* Written request:
Report how many lines below contain the word "Project". Give only the number.

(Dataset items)
## start

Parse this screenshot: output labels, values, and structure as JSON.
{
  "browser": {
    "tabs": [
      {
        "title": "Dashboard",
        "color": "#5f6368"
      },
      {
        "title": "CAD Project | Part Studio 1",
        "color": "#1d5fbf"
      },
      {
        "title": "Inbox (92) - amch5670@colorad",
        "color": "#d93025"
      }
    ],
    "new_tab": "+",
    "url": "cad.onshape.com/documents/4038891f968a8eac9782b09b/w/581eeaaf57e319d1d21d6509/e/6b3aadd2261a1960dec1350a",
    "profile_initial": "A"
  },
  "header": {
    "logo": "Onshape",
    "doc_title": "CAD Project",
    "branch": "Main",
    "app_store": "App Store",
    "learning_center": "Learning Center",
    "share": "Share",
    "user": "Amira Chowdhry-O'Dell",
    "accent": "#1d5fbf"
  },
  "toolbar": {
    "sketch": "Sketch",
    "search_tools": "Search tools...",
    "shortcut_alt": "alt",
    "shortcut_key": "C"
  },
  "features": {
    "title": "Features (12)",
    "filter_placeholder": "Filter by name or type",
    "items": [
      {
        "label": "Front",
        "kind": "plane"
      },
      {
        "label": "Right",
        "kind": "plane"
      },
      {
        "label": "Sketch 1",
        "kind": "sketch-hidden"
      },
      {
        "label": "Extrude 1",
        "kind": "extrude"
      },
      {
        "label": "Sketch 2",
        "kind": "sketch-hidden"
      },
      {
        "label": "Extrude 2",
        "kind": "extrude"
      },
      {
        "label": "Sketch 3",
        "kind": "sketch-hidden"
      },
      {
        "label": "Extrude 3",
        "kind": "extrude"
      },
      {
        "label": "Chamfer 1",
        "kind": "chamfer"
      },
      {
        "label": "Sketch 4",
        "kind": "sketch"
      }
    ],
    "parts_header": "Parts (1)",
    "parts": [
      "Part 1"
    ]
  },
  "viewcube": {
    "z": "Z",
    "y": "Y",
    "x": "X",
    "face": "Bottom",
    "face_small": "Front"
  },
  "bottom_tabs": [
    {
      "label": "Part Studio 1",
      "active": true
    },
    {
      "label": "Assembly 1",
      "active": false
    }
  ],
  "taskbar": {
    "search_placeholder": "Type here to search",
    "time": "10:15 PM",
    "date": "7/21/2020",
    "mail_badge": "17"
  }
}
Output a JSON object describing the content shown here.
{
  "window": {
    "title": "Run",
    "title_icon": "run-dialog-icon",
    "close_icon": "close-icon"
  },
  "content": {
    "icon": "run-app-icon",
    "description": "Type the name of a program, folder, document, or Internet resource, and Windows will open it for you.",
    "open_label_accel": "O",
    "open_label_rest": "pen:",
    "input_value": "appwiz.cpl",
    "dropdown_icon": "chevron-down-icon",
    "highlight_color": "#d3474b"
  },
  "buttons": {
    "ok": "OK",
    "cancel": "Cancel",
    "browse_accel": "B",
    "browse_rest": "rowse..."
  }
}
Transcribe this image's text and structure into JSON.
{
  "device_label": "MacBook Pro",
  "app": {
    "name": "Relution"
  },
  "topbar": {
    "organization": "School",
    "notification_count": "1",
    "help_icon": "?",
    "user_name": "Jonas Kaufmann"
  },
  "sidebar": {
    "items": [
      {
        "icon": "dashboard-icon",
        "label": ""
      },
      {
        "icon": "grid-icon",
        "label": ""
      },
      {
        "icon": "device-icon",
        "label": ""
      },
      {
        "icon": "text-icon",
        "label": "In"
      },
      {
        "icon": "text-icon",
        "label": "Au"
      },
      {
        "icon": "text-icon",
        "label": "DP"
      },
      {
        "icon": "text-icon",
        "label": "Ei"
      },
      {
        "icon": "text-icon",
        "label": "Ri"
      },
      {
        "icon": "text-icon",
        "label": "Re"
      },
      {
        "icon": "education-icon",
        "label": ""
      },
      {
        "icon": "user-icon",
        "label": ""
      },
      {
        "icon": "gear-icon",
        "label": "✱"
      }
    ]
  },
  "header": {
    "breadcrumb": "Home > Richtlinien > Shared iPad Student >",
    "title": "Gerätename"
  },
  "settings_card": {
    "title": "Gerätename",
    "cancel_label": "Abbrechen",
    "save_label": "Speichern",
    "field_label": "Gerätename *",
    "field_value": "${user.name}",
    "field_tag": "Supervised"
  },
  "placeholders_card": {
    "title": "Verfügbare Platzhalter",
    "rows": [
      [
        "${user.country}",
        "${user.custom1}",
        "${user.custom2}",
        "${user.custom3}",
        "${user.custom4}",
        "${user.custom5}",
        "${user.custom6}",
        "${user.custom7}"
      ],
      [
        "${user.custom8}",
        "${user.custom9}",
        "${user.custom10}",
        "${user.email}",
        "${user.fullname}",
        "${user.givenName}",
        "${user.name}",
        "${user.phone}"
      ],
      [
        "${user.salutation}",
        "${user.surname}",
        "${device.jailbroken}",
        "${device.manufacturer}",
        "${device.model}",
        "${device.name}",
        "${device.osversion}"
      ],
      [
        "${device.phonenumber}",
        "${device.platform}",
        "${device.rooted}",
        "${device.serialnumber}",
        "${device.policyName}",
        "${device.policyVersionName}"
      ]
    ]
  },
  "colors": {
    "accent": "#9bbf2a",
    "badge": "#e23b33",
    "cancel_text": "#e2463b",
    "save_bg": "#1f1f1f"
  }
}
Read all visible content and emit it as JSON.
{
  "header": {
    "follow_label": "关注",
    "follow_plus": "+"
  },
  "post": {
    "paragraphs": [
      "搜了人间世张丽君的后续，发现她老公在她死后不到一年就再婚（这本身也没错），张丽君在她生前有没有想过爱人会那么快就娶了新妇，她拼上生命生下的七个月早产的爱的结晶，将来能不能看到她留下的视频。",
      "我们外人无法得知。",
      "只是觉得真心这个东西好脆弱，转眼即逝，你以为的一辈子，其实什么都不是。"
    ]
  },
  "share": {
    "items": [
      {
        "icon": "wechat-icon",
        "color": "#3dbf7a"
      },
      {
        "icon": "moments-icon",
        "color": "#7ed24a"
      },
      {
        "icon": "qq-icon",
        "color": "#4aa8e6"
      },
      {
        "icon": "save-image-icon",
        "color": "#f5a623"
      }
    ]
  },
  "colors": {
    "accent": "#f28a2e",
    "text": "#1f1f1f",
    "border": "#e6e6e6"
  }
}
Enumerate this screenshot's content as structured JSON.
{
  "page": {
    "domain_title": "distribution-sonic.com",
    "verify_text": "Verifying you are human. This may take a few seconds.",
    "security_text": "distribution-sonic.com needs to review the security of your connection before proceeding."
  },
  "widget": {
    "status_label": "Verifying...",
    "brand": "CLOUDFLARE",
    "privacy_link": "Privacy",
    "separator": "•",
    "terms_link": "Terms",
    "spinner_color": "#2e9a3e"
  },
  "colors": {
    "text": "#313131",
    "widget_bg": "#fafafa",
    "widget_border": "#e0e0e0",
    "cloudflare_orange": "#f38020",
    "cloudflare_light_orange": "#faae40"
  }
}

## end

* Solution to the exercise:
2